>> Begin INPUT RECORDS
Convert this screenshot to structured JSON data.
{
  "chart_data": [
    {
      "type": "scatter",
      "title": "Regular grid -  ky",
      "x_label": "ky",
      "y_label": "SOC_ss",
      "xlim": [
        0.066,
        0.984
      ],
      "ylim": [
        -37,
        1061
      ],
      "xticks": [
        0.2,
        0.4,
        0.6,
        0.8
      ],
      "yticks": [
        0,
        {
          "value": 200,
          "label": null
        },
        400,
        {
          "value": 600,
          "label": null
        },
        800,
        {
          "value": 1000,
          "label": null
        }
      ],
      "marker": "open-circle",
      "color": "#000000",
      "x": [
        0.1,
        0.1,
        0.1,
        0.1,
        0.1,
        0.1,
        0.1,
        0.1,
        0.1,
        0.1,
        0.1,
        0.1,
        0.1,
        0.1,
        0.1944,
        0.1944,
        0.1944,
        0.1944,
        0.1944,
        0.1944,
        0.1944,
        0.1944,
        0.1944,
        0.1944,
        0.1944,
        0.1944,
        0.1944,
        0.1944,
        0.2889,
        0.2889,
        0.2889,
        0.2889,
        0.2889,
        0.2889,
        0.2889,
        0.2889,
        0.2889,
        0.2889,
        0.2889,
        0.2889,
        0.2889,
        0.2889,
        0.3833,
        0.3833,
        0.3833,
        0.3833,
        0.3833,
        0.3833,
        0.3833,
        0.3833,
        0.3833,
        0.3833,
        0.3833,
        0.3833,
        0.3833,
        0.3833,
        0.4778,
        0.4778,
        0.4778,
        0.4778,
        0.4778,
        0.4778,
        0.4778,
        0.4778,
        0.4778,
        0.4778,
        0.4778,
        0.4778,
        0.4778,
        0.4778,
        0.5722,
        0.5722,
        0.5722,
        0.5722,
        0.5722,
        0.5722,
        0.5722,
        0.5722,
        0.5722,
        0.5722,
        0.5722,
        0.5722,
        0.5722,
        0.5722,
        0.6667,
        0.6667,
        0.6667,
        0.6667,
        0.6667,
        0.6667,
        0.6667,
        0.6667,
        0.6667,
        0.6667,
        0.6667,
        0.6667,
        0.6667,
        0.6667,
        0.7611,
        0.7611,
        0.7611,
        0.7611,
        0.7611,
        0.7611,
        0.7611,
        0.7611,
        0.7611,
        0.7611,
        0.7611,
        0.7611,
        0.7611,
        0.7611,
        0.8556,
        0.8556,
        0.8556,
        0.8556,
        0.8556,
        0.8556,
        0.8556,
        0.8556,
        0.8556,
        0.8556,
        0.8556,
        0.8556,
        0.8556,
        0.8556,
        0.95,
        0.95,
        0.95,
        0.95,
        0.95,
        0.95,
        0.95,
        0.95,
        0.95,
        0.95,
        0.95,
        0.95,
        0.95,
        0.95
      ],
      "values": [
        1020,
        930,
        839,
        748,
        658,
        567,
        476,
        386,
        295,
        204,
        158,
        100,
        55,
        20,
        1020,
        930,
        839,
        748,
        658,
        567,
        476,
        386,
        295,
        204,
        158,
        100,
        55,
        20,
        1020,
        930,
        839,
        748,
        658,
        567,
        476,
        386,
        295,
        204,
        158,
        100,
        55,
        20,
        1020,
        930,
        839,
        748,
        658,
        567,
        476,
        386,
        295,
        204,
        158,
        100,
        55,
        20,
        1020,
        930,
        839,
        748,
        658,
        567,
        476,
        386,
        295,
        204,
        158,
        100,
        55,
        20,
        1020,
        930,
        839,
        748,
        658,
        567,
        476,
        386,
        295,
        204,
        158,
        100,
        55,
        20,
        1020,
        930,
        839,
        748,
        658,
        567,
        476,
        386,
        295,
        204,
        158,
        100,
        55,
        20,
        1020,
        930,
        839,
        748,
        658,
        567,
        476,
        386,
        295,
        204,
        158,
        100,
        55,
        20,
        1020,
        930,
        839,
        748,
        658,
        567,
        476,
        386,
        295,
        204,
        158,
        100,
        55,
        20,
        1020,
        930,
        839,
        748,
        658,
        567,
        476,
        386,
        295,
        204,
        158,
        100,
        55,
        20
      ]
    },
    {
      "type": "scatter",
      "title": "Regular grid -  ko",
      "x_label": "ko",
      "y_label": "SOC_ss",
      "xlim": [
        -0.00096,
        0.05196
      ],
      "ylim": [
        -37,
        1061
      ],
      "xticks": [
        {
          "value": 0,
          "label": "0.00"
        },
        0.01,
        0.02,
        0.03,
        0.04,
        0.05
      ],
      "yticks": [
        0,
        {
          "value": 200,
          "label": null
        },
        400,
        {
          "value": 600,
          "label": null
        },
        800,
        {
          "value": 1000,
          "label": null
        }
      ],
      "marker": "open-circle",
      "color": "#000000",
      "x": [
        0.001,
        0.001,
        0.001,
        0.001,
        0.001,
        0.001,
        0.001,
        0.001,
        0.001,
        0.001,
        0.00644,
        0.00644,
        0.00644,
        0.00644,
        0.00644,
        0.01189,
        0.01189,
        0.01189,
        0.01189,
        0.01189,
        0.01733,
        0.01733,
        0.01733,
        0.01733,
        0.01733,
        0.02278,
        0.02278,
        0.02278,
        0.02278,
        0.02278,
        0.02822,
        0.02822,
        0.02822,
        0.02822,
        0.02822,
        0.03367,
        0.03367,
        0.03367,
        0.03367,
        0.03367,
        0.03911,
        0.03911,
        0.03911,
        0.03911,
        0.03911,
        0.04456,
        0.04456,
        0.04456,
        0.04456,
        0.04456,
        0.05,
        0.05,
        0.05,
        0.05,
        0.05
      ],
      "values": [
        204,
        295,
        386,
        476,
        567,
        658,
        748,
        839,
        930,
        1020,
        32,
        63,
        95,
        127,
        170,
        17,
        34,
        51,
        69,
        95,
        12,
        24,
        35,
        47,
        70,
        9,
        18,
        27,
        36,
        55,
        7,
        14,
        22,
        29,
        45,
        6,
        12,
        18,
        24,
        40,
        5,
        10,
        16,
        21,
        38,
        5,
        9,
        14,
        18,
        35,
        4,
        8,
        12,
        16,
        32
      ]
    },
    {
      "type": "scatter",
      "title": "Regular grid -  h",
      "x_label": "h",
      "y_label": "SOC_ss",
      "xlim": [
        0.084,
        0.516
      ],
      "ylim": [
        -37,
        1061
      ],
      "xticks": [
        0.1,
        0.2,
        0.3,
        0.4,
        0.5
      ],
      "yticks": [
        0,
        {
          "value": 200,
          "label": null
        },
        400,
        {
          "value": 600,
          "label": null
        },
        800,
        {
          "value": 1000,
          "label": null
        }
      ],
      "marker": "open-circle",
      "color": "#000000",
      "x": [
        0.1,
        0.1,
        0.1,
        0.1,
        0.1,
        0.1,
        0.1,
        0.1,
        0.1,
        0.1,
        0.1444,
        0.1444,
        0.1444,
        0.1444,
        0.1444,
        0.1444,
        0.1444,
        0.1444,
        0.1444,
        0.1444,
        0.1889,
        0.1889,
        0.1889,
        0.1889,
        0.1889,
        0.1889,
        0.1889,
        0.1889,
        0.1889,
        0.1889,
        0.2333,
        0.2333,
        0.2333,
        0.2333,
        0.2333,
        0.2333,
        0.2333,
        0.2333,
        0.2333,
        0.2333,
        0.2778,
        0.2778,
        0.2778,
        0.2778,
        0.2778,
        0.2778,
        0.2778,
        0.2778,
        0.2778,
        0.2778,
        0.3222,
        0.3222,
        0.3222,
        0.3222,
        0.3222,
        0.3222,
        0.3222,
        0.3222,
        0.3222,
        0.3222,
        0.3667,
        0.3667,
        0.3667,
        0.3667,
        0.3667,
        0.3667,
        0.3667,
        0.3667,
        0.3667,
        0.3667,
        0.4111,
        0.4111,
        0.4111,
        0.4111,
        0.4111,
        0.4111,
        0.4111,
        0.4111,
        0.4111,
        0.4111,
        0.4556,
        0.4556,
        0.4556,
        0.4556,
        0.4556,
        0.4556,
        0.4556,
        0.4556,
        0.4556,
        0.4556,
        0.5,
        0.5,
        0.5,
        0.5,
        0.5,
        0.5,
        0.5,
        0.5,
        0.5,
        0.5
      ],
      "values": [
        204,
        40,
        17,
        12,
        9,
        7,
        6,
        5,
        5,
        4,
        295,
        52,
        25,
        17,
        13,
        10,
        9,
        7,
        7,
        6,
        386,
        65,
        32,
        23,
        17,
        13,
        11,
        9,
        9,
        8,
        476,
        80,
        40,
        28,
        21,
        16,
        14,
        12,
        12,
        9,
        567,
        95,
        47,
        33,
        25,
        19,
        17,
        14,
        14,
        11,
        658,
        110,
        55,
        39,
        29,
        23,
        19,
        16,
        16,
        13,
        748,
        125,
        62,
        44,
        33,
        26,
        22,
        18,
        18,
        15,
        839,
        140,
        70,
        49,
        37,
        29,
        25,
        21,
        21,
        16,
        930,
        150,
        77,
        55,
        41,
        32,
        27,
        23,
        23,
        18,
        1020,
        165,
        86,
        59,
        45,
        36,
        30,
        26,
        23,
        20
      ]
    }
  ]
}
>> End INPUT RECORDS
TASK TO CARRY OUT → Search the data for "grid" and list every line in which it occurs.

ANSWER TO THIS PROBLEM →
      "title": "Regular grid -  ky",
      "title": "Regular grid -  ko",
      "title": "Regular grid -  h",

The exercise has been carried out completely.